Problem description>
Lines containing the word "Flipping" are to be located and copied.

Listed records>
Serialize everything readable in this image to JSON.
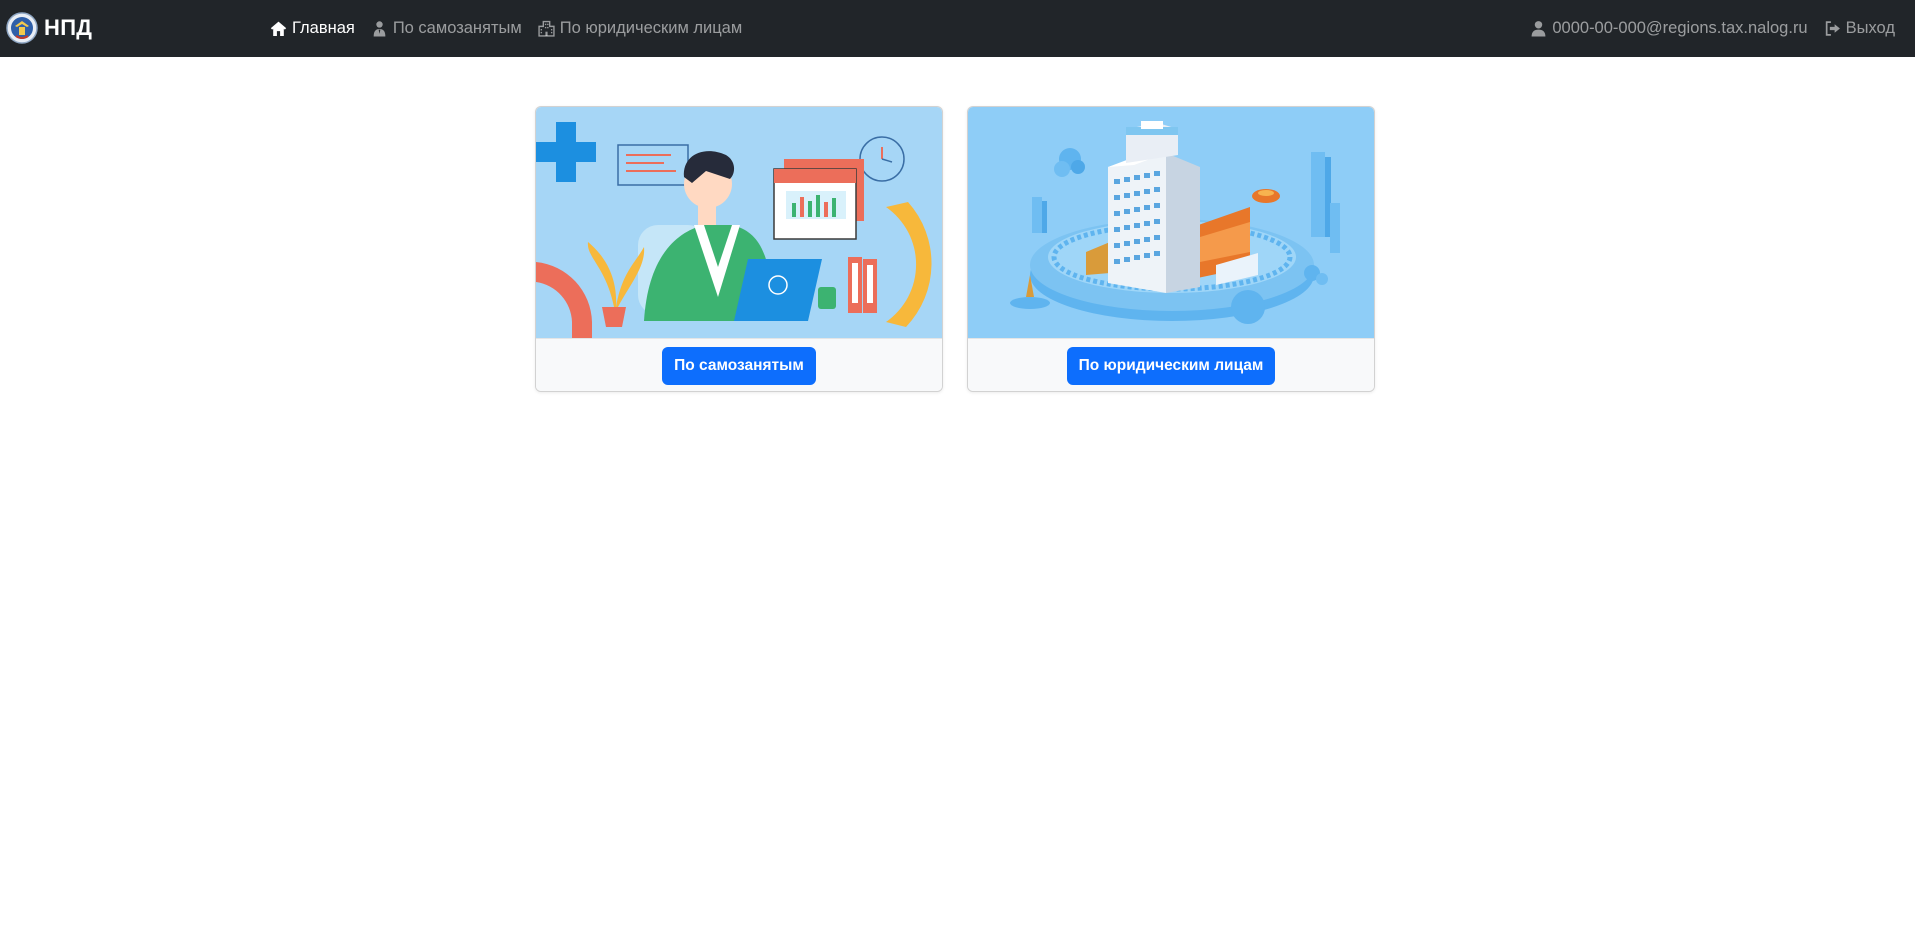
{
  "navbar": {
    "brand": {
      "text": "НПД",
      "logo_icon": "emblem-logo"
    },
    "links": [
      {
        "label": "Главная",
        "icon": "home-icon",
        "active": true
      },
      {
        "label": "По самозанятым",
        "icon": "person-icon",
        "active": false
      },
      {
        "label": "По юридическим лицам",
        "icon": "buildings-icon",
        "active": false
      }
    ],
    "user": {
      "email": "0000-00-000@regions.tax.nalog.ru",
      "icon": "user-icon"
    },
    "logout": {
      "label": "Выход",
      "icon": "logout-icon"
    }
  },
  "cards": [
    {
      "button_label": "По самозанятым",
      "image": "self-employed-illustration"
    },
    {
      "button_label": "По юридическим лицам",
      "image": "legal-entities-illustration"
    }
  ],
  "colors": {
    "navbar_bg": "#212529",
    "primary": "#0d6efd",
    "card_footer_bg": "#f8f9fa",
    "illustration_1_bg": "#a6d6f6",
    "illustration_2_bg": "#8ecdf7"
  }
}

---

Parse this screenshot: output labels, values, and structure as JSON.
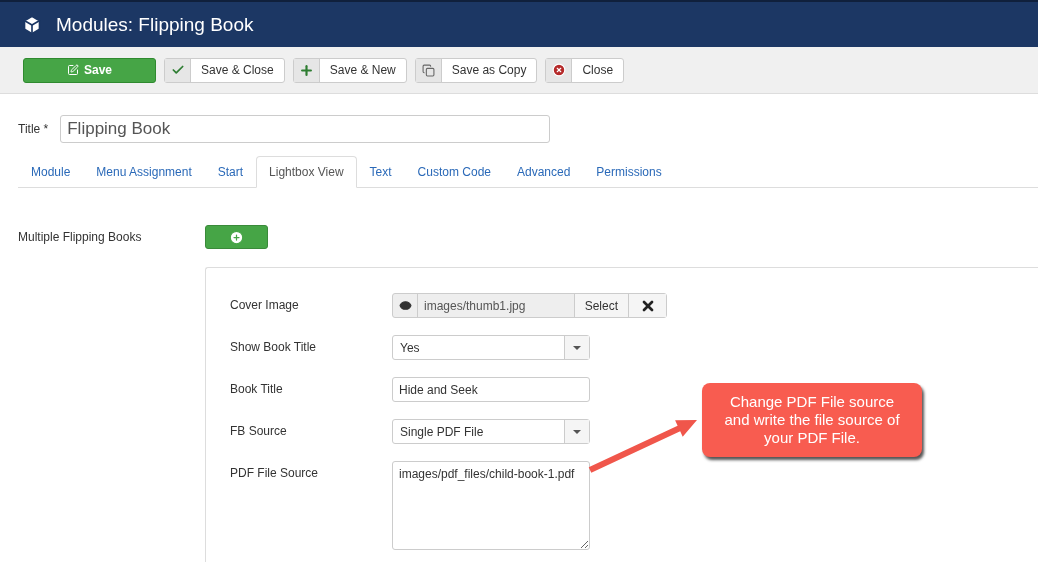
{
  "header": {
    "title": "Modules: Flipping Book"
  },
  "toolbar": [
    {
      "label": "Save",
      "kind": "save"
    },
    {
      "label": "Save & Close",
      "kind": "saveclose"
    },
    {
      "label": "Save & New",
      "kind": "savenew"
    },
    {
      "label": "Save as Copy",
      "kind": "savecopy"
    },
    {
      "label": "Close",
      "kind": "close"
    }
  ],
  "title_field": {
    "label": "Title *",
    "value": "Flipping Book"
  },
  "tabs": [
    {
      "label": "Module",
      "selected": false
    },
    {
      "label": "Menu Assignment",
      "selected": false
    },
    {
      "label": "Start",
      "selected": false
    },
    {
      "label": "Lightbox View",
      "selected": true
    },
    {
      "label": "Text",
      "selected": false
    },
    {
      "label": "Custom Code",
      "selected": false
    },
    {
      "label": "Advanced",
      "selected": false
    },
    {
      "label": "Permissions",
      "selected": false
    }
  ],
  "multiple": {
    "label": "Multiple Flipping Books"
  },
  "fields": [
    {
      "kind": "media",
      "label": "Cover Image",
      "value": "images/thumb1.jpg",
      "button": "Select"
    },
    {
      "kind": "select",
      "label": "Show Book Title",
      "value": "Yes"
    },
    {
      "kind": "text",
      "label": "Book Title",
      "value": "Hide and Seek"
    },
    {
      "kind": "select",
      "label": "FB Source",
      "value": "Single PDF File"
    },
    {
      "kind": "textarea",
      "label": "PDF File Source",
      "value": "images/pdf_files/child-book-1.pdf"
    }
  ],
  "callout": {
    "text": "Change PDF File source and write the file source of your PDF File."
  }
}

The output>
    "title": "Modules: Flipping Book"
    "value": "Flipping Book"
    "label": "Multiple Flipping Books"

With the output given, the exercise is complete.